* What this task involves: Give the listing again character for character, but drop the images.

-- Start Records for the exercise --

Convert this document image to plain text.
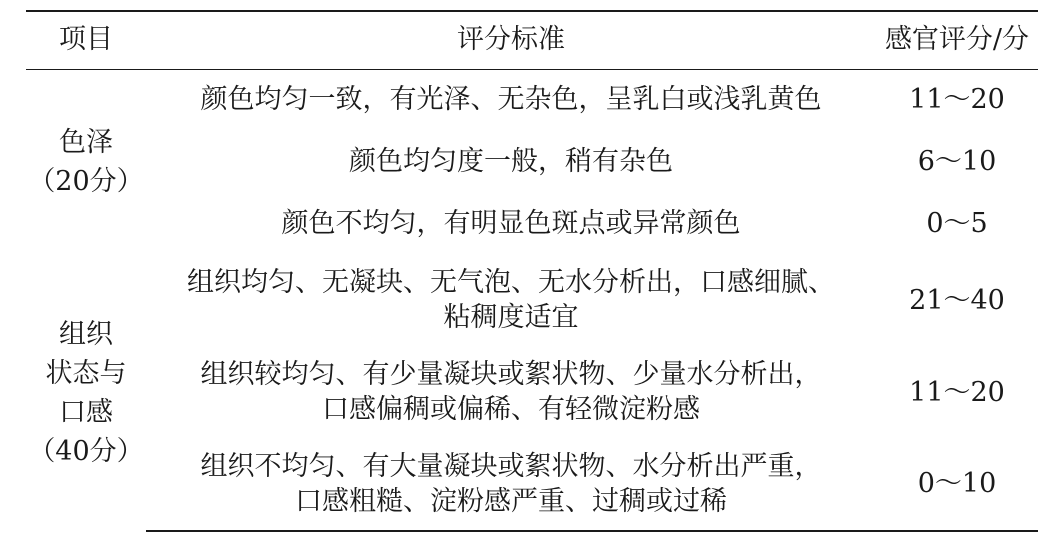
项目	评分标准	感官评分/分

色泽
（20分）	颜色均匀一致，有光泽、无杂色，呈乳白或浅乳黄色	11～20

	颜色均匀度一般，稍有杂色	6～10

	颜色不均匀，有明显色斑点或异常颜色	0～5

组织
状态与
口感
（40分）	组织均匀、无凝块、无气泡、无水分析出，口感细腻、
粘稠度适宜	21～40

	组织较均匀、有少量凝块或絮状物、少量水分析出，
口感偏稠或偏稀、有轻微淀粉感	11～20

	组织不均匀、有大量凝块或絮状物、水分析出严重，
口感粗糙、淀粉感严重、过稠或过稀	0～10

-- End Records for the exercise --

* Solved problem:
Convert this document image to plain text.
项目	评分标准	感官评分/分

色泽
（20分）	颜色均匀一致，有光泽、无杂色，呈乳白或浅乳黄色	11～20

	颜色均匀度一般，稍有杂色	6～10

	颜色不均匀，有明显色斑点或异常颜色	0～5

组织
状态与
口感
（40分）	组织均匀、无凝块、无气泡、无水分析出，口感细腻、
粘稠度适宜	21～40

	组织较均匀、有少量凝块或絮状物、少量水分析出，
口感偏稠或偏稀、有轻微淀粉感	11～20

	组织不均匀、有大量凝块或絮状物、水分析出严重，
口感粗糙、淀粉感严重、过稠或过稀	0～10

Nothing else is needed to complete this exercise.